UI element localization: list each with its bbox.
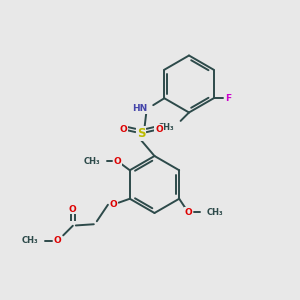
Text: F: F bbox=[226, 94, 232, 103]
Text: O: O bbox=[184, 208, 192, 217]
Text: CH₃: CH₃ bbox=[158, 123, 174, 132]
Text: CH₃: CH₃ bbox=[206, 208, 223, 217]
Text: CH₃: CH₃ bbox=[84, 157, 101, 166]
Text: O: O bbox=[110, 200, 117, 209]
Text: O: O bbox=[69, 205, 77, 214]
Text: O: O bbox=[155, 125, 163, 134]
Text: O: O bbox=[113, 157, 121, 166]
Text: HN: HN bbox=[133, 104, 148, 113]
Text: CH₃: CH₃ bbox=[22, 236, 38, 245]
Text: O: O bbox=[119, 125, 127, 134]
Text: O: O bbox=[54, 236, 62, 245]
Text: S: S bbox=[137, 127, 145, 140]
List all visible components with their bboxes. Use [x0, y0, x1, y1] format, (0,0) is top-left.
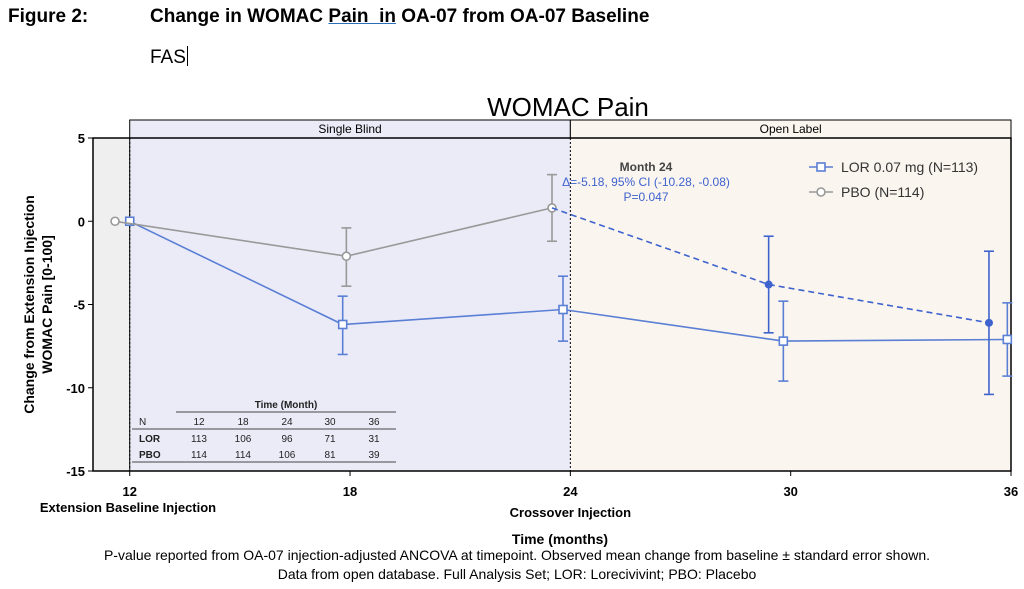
period-region-0: [129, 138, 571, 471]
y-tick-label-0: 5: [78, 131, 85, 146]
data-point-0-1: [337, 319, 348, 330]
title-part-2: OA-07 from OA-07 Baseline: [395, 6, 650, 27]
risk-table-header-4: 30: [324, 417, 336, 428]
risk-table-header-5: 36: [368, 417, 380, 428]
footnote-1: P-value reported from OA-07 injection-ad…: [103, 547, 931, 563]
risk-table-cell-1-3: 106: [279, 450, 296, 461]
legend-label-1: PBO (N=114): [841, 184, 924, 200]
risk-table-cell-1-4: 81: [324, 450, 336, 461]
risk-table-cell-1-0: PBO: [139, 450, 161, 461]
figure-subtitle: FAS: [150, 46, 188, 69]
chart-title: WOMAC Pain: [487, 92, 649, 122]
risk-table-cell-0-1: 113: [191, 434, 207, 445]
x-tick-label-3: 30: [783, 484, 797, 499]
legend-label-0: LOR 0.07 mg (N=113): [841, 159, 978, 175]
title-part-1: Change in WOMAC: [150, 6, 329, 27]
y-tick-label-4: -15: [66, 464, 85, 479]
annotation-line-1: Δ=-5.18, 95% CI (-10.28, -0.08): [562, 175, 730, 189]
data-point-2-1: [764, 280, 773, 289]
risk-table-cell-0-5: 31: [368, 434, 380, 445]
figure-label: Figure 2:: [8, 6, 89, 27]
text-cursor: [186, 46, 188, 66]
risk-table-header-0: N: [139, 417, 146, 428]
subtitle-text: FAS: [150, 47, 186, 68]
risk-table-cell-0-4: 71: [324, 434, 336, 445]
risk-table-title: Time (Month): [255, 400, 318, 411]
figure-title: Change in WOMAC Pain in OA-07 from OA-07…: [150, 6, 649, 28]
data-point-2-2: [984, 318, 993, 327]
y-tick-label-1: 0: [78, 214, 85, 229]
period-label-1: Open Label: [760, 122, 822, 136]
x-tick-label-0: 12: [122, 484, 136, 499]
legend-marker-0: [816, 162, 826, 172]
data-point-0-0: [124, 216, 135, 227]
data-point-1-1: [341, 251, 352, 262]
risk-table-header-2: 18: [237, 417, 249, 428]
risk-table-cell-0-3: 96: [281, 434, 293, 445]
data-point-0-3: [778, 336, 789, 346]
risk-table-header-3: 24: [281, 417, 293, 428]
data-point-0-4: [1002, 334, 1013, 345]
period-label-0: Single Blind: [318, 122, 381, 136]
risk-table-cell-0-0: LOR: [139, 434, 161, 445]
pre-baseline-region: [93, 138, 130, 471]
risk-table-cell-1-2: 114: [235, 450, 251, 461]
y-axis-label-1: Change from Extension Injection: [21, 195, 37, 414]
risk-table-cell-1-5: 39: [368, 450, 380, 461]
x-tick-label-1: 18: [343, 484, 357, 499]
risk-table-cell-1-1: 114: [191, 450, 207, 461]
annotation-line-2: P=0.047: [623, 190, 668, 204]
x-annotation-baseline: Extension Baseline Injection: [40, 500, 216, 515]
risk-table-cell-0-2: 106: [235, 434, 252, 445]
y-tick-label-2: -5: [73, 298, 85, 313]
x-annotation-crossover: Crossover Injection: [510, 505, 631, 520]
period-region-1: [570, 138, 1011, 471]
risk-table-header-1: 12: [193, 417, 205, 428]
legend-marker-1: [816, 187, 826, 197]
x-tick-label-2: 24: [563, 484, 578, 499]
footnote-2: Data from open database. Full Analysis S…: [277, 566, 757, 582]
x-tick-label-4: 36: [1004, 484, 1018, 499]
y-tick-label-3: -10: [66, 381, 85, 396]
data-point-0-2: [558, 304, 568, 315]
y-axis-label-2: WOMAC Pain [0-100]: [39, 235, 55, 373]
annotation-heading: Month 24: [620, 160, 673, 174]
title-underlined: Pain in: [328, 6, 396, 27]
x-axis-label: Time (months): [512, 531, 608, 547]
data-point-1-0: [110, 216, 120, 227]
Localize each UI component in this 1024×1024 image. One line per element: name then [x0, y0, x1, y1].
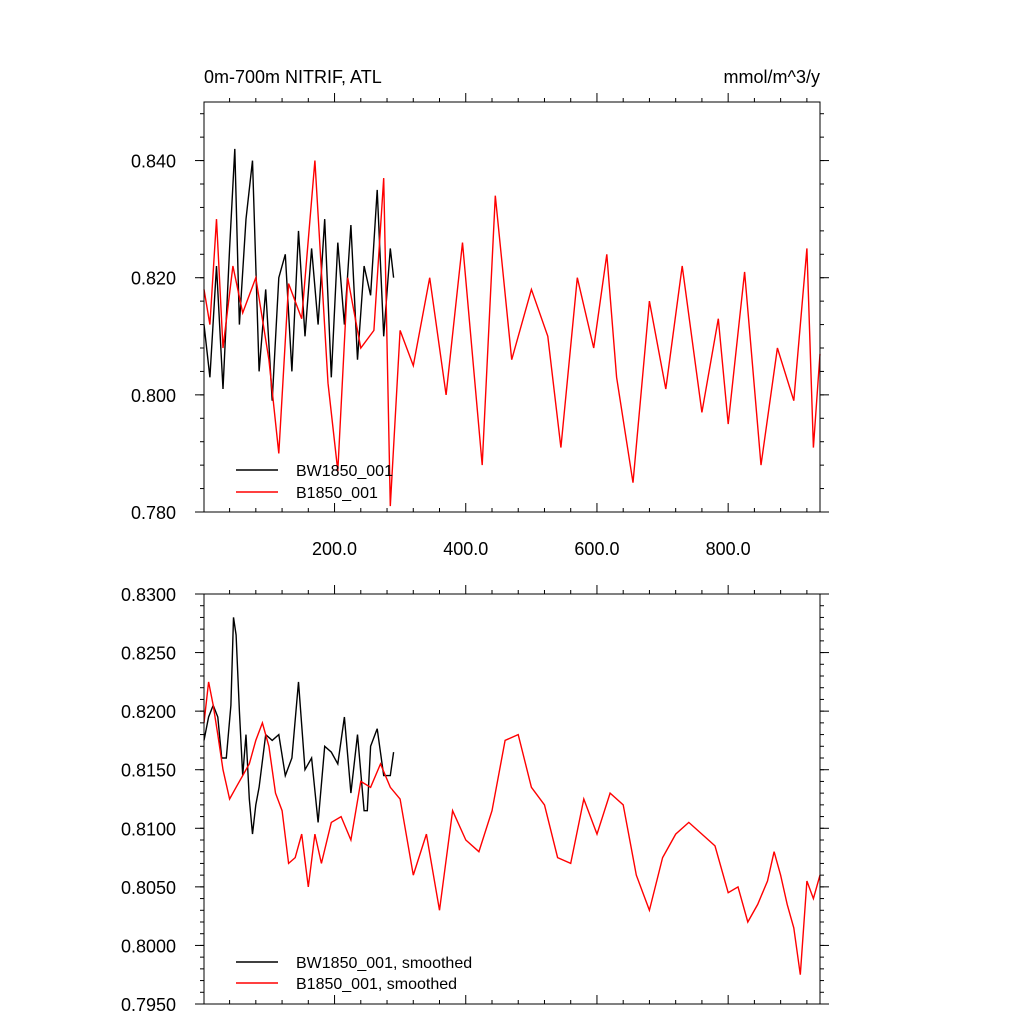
top-panel: 0m-700m NITRIF, ATL mmol/m^3/y 200.0 400.…	[131, 67, 829, 559]
bottom-y-tick-label: 0.8050	[121, 878, 176, 898]
units-label: mmol/m^3/y	[724, 67, 820, 87]
top-legend-label-b1850: B1850_001	[296, 485, 378, 502]
top-y-tick-label: 0.780	[131, 503, 176, 523]
bottom-legend: BW1850_001, smoothed B1850_001, smoothed	[236, 955, 472, 993]
top-axes-group: 200.0 400.0 600.0 800.0 0.780 0.800 0.820 0.840	[131, 93, 829, 559]
top-plot-frame	[203, 101, 821, 513]
top-y-tick-label: 0.840	[131, 152, 176, 172]
bottom-series-line-bw1850	[203, 617, 395, 835]
top-legend-label-bw1850: BW1850_001	[296, 463, 393, 480]
top-x-tick-label: 200.0	[312, 539, 357, 559]
bottom-y-tick-label: 0.8150	[121, 761, 176, 781]
bottom-legend-label-b1850: B1850_001, smoothed	[296, 976, 457, 993]
bottom-panel: 0.7950 0.8000 0.8050 0.8100 0.8150 0.8200 0.82…	[121, 585, 829, 1015]
bottom-series-line-b1850	[203, 681, 821, 975]
bottom-y-tick-label: 0.7950	[121, 995, 176, 1015]
bottom-axes-group: 0.7950 0.8000 0.8050 0.8100 0.8150 0.8200 0.82…	[121, 585, 829, 1015]
top-x-tick-label: 400.0	[443, 539, 488, 559]
bottom-y-tick-label: 0.8250	[121, 644, 176, 664]
top-y-tick-label: 0.820	[131, 269, 176, 289]
top-series-line-bw1850	[203, 148, 395, 401]
top-series-line-b1850	[203, 160, 821, 507]
bottom-y-tick-label: 0.8000	[121, 936, 176, 956]
top-x-tick-label: 800.0	[706, 539, 751, 559]
bottom-plot-frame	[203, 593, 821, 1005]
bottom-legend-label-bw1850: BW1850_001, smoothed	[296, 955, 472, 972]
top-x-tick-label: 600.0	[574, 539, 619, 559]
bottom-series-group	[203, 617, 821, 975]
bottom-y-tick-label: 0.8300	[121, 585, 176, 605]
top-legend: BW1850_001 B1850_001	[236, 463, 393, 502]
top-series-group	[203, 148, 821, 507]
bottom-y-tick-label: 0.8100	[121, 819, 176, 839]
chart-title: 0m-700m NITRIF, ATL	[204, 67, 382, 87]
bottom-y-tick-label: 0.8200	[121, 702, 176, 722]
top-y-tick-label: 0.800	[131, 386, 176, 406]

Work to be completed:
Copy every line of the entries above word for word, leaving out the pictures.

Solution:
UI element localization: list each with its bbox.
Text: F: F bbox=[226, 94, 232, 103]
Text: O: O bbox=[184, 208, 192, 217]
Text: CH₃: CH₃ bbox=[158, 123, 174, 132]
Text: CH₃: CH₃ bbox=[206, 208, 223, 217]
Text: CH₃: CH₃ bbox=[84, 157, 101, 166]
Text: O: O bbox=[110, 200, 117, 209]
Text: O: O bbox=[69, 205, 77, 214]
Text: O: O bbox=[155, 125, 163, 134]
Text: O: O bbox=[113, 157, 121, 166]
Text: HN: HN bbox=[133, 104, 148, 113]
Text: CH₃: CH₃ bbox=[22, 236, 38, 245]
Text: O: O bbox=[119, 125, 127, 134]
Text: O: O bbox=[54, 236, 62, 245]
Text: S: S bbox=[137, 127, 145, 140]
List all visible components with their bboxes. Use [x0, y0, x1, y1] format, (0,0) is top-left.
period-region-0: [129, 138, 571, 471]
y-tick-label-0: 5: [78, 131, 85, 146]
data-point-0-1: [337, 319, 348, 330]
title-part-2: OA-07 from OA-07 Baseline: [395, 6, 650, 27]
risk-table-header-4: 30: [324, 417, 336, 428]
risk-table-header-5: 36: [368, 417, 380, 428]
footnote-1: P-value reported from OA-07 injection-ad…: [103, 547, 931, 563]
risk-table-cell-1-3: 106: [279, 450, 296, 461]
legend-label-1: PBO (N=114): [841, 184, 924, 200]
risk-table-cell-1-4: 81: [324, 450, 336, 461]
risk-table-cell-1-0: PBO: [139, 450, 161, 461]
figure-subtitle: FAS: [150, 46, 188, 69]
chart-title: WOMAC Pain: [487, 92, 649, 122]
risk-table-cell-0-1: 113: [191, 434, 207, 445]
x-tick-label-3: 30: [783, 484, 797, 499]
legend-label-0: LOR 0.07 mg (N=113): [841, 159, 978, 175]
title-part-1: Change in WOMAC: [150, 6, 329, 27]
y-tick-label-4: -15: [66, 464, 85, 479]
annotation-line-1: Δ=-5.18, 95% CI (-10.28, -0.08): [562, 175, 730, 189]
data-point-2-1: [764, 280, 773, 289]
risk-table-cell-0-5: 31: [368, 434, 380, 445]
figure-label: Figure 2:: [8, 6, 89, 27]
text-cursor: [186, 46, 188, 66]
risk-table-header-0: N: [139, 417, 146, 428]
subtitle-text: FAS: [150, 47, 186, 68]
risk-table-cell-0-4: 71: [324, 434, 336, 445]
risk-table-title: Time (Month): [255, 400, 318, 411]
figure-title: Change in WOMAC Pain in OA-07 from OA-07…: [150, 6, 649, 28]
data-point-2-2: [984, 318, 993, 327]
y-tick-label-1: 0: [78, 214, 85, 229]
period-label-1: Open Label: [760, 122, 822, 136]
x-tick-label-0: 12: [122, 484, 136, 499]
legend-marker-0: [816, 162, 826, 172]
data-point-0-0: [124, 216, 135, 227]
data-point-1-1: [341, 251, 352, 262]
risk-table-header-2: 18: [237, 417, 249, 428]
risk-table-cell-0-3: 96: [281, 434, 293, 445]
data-point-0-3: [778, 336, 789, 346]
risk-table-header-3: 24: [281, 417, 293, 428]
data-point-0-4: [1002, 334, 1013, 345]
period-label-0: Single Blind: [318, 122, 381, 136]
risk-table-cell-0-0: LOR: [139, 434, 161, 445]
pre-baseline-region: [93, 138, 130, 471]
risk-table-cell-1-2: 114: [235, 450, 251, 461]
y-axis-label-1: Change from Extension Injection: [21, 195, 37, 414]
risk-table-cell-1-5: 39: [368, 450, 380, 461]
x-tick-label-1: 18: [343, 484, 357, 499]
risk-table-cell-1-1: 114: [191, 450, 207, 461]
annotation-line-2: P=0.047: [623, 190, 668, 204]
x-annotation-baseline: Extension Baseline Injection: [40, 500, 216, 515]
risk-table-cell-0-2: 106: [235, 434, 252, 445]
y-tick-label-2: -5: [73, 298, 85, 313]
x-annotation-crossover: Crossover Injection: [510, 505, 631, 520]
period-region-1: [570, 138, 1011, 471]
risk-table-header-1: 12: [193, 417, 205, 428]
legend-marker-1: [816, 187, 826, 197]
x-tick-label-2: 24: [563, 484, 578, 499]
footnote-2: Data from open database. Full Analysis S…: [277, 566, 757, 582]
x-tick-label-4: 36: [1004, 484, 1018, 499]
y-tick-label-3: -10: [66, 381, 85, 396]
data-point-0-2: [558, 304, 568, 315]
y-axis-label-2: WOMAC Pain [0-100]: [39, 235, 55, 373]
annotation-heading: Month 24: [620, 160, 673, 174]
title-underlined: Pain in: [328, 6, 396, 27]
x-axis-label: Time (months): [512, 531, 608, 547]
data-point-1-0: [110, 216, 120, 227]
Localize each UI component in this 1024×1024 image. One line per element: name then [x0, y0, x1, y1].
top-panel: 0m-700m NITRIF, ATL mmol/m^3/y 200.0 400.…	[131, 67, 829, 559]
bottom-y-tick-label: 0.8050	[121, 878, 176, 898]
units-label: mmol/m^3/y	[724, 67, 820, 87]
top-legend-label-b1850: B1850_001	[296, 485, 378, 502]
top-y-tick-label: 0.780	[131, 503, 176, 523]
bottom-legend: BW1850_001, smoothed B1850_001, smoothed	[236, 955, 472, 993]
top-axes-group: 200.0 400.0 600.0 800.0 0.780 0.800 0.820 0.840	[131, 93, 829, 559]
top-plot-frame	[203, 101, 821, 513]
top-y-tick-label: 0.840	[131, 152, 176, 172]
bottom-series-line-bw1850	[203, 617, 395, 835]
top-legend-label-bw1850: BW1850_001	[296, 463, 393, 480]
top-x-tick-label: 200.0	[312, 539, 357, 559]
bottom-y-tick-label: 0.8150	[121, 761, 176, 781]
bottom-legend-label-b1850: B1850_001, smoothed	[296, 976, 457, 993]
bottom-panel: 0.7950 0.8000 0.8050 0.8100 0.8150 0.8200 0.82…	[121, 585, 829, 1015]
bottom-series-line-b1850	[203, 681, 821, 975]
bottom-y-tick-label: 0.7950	[121, 995, 176, 1015]
bottom-axes-group: 0.7950 0.8000 0.8050 0.8100 0.8150 0.8200 0.82…	[121, 585, 829, 1015]
top-x-tick-label: 400.0	[443, 539, 488, 559]
bottom-y-tick-label: 0.8250	[121, 644, 176, 664]
top-y-tick-label: 0.820	[131, 269, 176, 289]
top-series-line-bw1850	[203, 148, 395, 401]
top-series-line-b1850	[203, 160, 821, 507]
bottom-y-tick-label: 0.8000	[121, 936, 176, 956]
top-x-tick-label: 800.0	[706, 539, 751, 559]
bottom-plot-frame	[203, 593, 821, 1005]
bottom-legend-label-bw1850: BW1850_001, smoothed	[296, 955, 472, 972]
top-x-tick-label: 600.0	[574, 539, 619, 559]
bottom-series-group	[203, 617, 821, 975]
bottom-y-tick-label: 0.8300	[121, 585, 176, 605]
top-legend: BW1850_001 B1850_001	[236, 463, 393, 502]
top-series-group	[203, 148, 821, 507]
bottom-y-tick-label: 0.8100	[121, 819, 176, 839]
chart-title: 0m-700m NITRIF, ATL	[204, 67, 382, 87]
bottom-y-tick-label: 0.8200	[121, 702, 176, 722]
top-y-tick-label: 0.800	[131, 386, 176, 406]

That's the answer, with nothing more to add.